MATERIAL PROVIDED:
- - -

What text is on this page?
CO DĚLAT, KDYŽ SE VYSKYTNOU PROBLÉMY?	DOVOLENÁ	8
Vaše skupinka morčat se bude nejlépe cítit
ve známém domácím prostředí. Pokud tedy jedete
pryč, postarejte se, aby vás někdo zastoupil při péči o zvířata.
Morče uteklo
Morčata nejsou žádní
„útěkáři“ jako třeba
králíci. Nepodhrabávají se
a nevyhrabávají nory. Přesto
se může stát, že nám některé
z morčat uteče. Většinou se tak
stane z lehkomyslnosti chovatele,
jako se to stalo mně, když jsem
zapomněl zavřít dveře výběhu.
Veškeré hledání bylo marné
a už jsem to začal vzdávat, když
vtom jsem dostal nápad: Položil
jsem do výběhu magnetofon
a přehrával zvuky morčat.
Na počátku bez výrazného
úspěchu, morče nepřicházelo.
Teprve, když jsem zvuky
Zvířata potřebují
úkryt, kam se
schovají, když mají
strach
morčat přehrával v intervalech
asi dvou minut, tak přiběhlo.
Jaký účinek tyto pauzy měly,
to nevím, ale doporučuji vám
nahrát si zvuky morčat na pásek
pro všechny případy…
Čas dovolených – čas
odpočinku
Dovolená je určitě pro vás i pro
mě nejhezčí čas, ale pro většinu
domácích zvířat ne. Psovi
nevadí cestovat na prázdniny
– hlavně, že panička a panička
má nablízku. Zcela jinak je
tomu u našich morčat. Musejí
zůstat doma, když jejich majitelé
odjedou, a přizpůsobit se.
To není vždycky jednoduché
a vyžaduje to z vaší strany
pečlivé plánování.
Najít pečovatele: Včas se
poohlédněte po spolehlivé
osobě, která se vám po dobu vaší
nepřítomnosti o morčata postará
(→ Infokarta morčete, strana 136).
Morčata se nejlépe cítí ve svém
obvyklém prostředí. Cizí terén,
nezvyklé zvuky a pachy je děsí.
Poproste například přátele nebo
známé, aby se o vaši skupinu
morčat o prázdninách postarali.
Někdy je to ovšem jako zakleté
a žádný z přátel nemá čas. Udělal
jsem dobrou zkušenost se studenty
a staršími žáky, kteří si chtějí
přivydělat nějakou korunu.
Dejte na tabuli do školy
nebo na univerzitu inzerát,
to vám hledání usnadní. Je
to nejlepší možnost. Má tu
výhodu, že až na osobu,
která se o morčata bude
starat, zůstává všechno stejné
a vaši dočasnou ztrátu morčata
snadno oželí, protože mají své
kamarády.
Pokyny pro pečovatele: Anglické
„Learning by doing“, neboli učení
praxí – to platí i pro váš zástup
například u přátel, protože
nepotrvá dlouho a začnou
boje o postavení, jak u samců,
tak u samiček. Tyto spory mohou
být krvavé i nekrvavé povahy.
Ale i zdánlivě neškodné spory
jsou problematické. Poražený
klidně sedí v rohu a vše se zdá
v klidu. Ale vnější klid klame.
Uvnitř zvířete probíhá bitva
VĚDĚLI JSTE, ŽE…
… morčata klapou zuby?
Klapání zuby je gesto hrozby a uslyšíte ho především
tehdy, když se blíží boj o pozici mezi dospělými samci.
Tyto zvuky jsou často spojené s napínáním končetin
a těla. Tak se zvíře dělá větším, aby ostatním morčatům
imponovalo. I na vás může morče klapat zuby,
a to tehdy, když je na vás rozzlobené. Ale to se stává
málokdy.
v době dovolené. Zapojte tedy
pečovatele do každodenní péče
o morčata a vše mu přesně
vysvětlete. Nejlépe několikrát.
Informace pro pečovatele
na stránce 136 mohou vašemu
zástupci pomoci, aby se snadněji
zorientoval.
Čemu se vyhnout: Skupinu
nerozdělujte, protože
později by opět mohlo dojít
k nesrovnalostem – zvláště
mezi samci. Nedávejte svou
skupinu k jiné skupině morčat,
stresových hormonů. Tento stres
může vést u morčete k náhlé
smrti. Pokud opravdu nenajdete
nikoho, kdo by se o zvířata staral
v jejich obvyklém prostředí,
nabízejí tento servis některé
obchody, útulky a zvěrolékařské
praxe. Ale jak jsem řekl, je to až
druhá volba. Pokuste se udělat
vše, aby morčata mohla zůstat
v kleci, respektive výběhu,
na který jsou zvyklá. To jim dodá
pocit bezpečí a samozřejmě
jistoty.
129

- - -

TO DO: From the records above, extract everything verbatim.

TASK SOLUTION:
What text is on this page?
CO DĚLAT, KDYŽ SE VYSKYTNOU PROBLÉMY?	DOVOLENÁ	8
Vaše skupinka morčat se bude nejlépe cítit
ve známém domácím prostředí. Pokud tedy jedete
pryč, postarejte se, aby vás někdo zastoupil při péči o zvířata.
Morče uteklo
Morčata nejsou žádní
„útěkáři“ jako třeba
králíci. Nepodhrabávají se
a nevyhrabávají nory. Přesto
se může stát, že nám některé
z morčat uteče. Většinou se tak
stane z lehkomyslnosti chovatele,
jako se to stalo mně, když jsem
zapomněl zavřít dveře výběhu.
Veškeré hledání bylo marné
a už jsem to začal vzdávat, když
vtom jsem dostal nápad: Položil
jsem do výběhu magnetofon
a přehrával zvuky morčat.
Na počátku bez výrazného
úspěchu, morče nepřicházelo.
Teprve, když jsem zvuky
Zvířata potřebují
úkryt, kam se
schovají, když mají
strach
morčat přehrával v intervalech
asi dvou minut, tak přiběhlo.
Jaký účinek tyto pauzy měly,
to nevím, ale doporučuji vám
nahrát si zvuky morčat na pásek
pro všechny případy…
Čas dovolených – čas
odpočinku
Dovolená je určitě pro vás i pro
mě nejhezčí čas, ale pro většinu
domácích zvířat ne. Psovi
nevadí cestovat na prázdniny
– hlavně, že panička a panička
má nablízku. Zcela jinak je
tomu u našich morčat. Musejí
zůstat doma, když jejich majitelé
odjedou, a přizpůsobit se.
To není vždycky jednoduché
a vyžaduje to z vaší strany
pečlivé plánování.
Najít pečovatele: Včas se
poohlédněte po spolehlivé
osobě, která se vám po dobu vaší
nepřítomnosti o morčata postará
(→ Infokarta morčete, strana 136).
Morčata se nejlépe cítí ve svém
obvyklém prostředí. Cizí terén,
nezvyklé zvuky a pachy je děsí.
Poproste například přátele nebo
známé, aby se o vaši skupinu
morčat o prázdninách postarali.
Někdy je to ovšem jako zakleté
a žádný z přátel nemá čas. Udělal
jsem dobrou zkušenost se studenty
a staršími žáky, kteří si chtějí
přivydělat nějakou korunu.
Dejte na tabuli do školy
nebo na univerzitu inzerát,
to vám hledání usnadní. Je
to nejlepší možnost. Má tu
výhodu, že až na osobu,
která se o morčata bude
starat, zůstává všechno stejné
a vaši dočasnou ztrátu morčata
snadno oželí, protože mají své
kamarády.
Pokyny pro pečovatele: Anglické
„Learning by doing“, neboli učení
praxí – to platí i pro váš zástup
například u přátel, protože
nepotrvá dlouho a začnou
boje o postavení, jak u samců,
tak u samiček. Tyto spory mohou
být krvavé i nekrvavé povahy.
Ale i zdánlivě neškodné spory
jsou problematické. Poražený
klidně sedí v rohu a vše se zdá
v klidu. Ale vnější klid klame.
Uvnitř zvířete probíhá bitva
VĚDĚLI JSTE, ŽE…
… morčata klapou zuby?
Klapání zuby je gesto hrozby a uslyšíte ho především
tehdy, když se blíží boj o pozici mezi dospělými samci.
Tyto zvuky jsou často spojené s napínáním končetin
a těla. Tak se zvíře dělá větším, aby ostatním morčatům
imponovalo. I na vás může morče klapat zuby,
a to tehdy, když je na vás rozzlobené. Ale to se stává
málokdy.
v době dovolené. Zapojte tedy
pečovatele do každodenní péče
o morčata a vše mu přesně
vysvětlete. Nejlépe několikrát.
Informace pro pečovatele
na stránce 136 mohou vašemu
zástupci pomoci, aby se snadněji
zorientoval.
Čemu se vyhnout: Skupinu
nerozdělujte, protože
později by opět mohlo dojít
k nesrovnalostem – zvláště
mezi samci. Nedávejte svou
skupinu k jiné skupině morčat,
stresových hormonů. Tento stres
může vést u morčete k náhlé
smrti. Pokud opravdu nenajdete
nikoho, kdo by se o zvířata staral
v jejich obvyklém prostředí,
nabízejí tento servis některé
obchody, útulky a zvěrolékařské
praxe. Ale jak jsem řekl, je to až
druhá volba. Pokuste se udělat
vše, aby morčata mohla zůstat
v kleci, respektive výběhu,
na který jsou zvyklá. To jim dodá
pocit bezpečí a samozřejmě
jistoty.
129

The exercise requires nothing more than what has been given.